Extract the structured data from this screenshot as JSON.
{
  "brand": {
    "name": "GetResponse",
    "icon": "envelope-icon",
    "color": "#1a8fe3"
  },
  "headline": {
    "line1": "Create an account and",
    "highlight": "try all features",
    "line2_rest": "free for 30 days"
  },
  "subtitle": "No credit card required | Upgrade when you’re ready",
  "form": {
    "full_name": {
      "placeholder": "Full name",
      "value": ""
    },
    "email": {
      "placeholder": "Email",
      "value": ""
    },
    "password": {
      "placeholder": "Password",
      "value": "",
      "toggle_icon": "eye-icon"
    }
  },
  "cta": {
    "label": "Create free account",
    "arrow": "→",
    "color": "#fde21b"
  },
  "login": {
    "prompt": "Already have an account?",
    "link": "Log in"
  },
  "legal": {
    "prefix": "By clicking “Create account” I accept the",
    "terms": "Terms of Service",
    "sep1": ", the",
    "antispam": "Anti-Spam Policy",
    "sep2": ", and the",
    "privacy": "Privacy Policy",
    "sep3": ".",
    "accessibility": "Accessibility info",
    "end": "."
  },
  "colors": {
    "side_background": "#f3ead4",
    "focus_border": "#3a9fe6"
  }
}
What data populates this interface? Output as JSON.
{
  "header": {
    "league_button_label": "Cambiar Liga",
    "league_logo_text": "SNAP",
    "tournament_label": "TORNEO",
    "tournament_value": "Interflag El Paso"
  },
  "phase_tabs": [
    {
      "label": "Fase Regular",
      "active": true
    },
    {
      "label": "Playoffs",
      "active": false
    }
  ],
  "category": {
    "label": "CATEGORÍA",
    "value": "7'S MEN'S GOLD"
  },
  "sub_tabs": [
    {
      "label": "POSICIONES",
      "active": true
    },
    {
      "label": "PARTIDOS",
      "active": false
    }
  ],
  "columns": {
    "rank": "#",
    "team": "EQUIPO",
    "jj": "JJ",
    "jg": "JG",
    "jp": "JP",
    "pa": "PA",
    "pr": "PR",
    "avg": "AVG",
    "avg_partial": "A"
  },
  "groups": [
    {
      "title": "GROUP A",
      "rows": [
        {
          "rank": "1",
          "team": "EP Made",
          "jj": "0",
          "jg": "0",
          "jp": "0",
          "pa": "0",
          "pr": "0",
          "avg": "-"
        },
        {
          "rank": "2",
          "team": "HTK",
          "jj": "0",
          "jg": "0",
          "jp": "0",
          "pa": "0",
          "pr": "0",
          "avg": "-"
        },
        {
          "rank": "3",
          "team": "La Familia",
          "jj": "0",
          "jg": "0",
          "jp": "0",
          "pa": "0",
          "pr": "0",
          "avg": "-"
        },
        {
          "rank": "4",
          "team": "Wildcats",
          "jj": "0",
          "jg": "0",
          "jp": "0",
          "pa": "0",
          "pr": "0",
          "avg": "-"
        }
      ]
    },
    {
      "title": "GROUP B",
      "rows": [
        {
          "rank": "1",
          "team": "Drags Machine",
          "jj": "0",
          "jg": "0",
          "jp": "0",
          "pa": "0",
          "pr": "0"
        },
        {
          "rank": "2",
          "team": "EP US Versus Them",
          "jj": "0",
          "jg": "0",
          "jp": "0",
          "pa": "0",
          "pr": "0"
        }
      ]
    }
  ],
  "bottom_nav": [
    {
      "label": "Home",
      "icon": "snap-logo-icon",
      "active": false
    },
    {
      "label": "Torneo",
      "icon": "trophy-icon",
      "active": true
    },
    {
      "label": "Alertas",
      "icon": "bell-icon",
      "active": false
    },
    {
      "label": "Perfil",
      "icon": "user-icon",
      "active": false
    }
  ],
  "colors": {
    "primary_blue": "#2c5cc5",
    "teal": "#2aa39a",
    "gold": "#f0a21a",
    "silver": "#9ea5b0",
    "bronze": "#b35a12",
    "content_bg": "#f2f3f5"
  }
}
----
» **THE PROBLEM**:
State the count of lines holding the string "Policy" in the listing above, and nothing else.

» **REPLY**:
2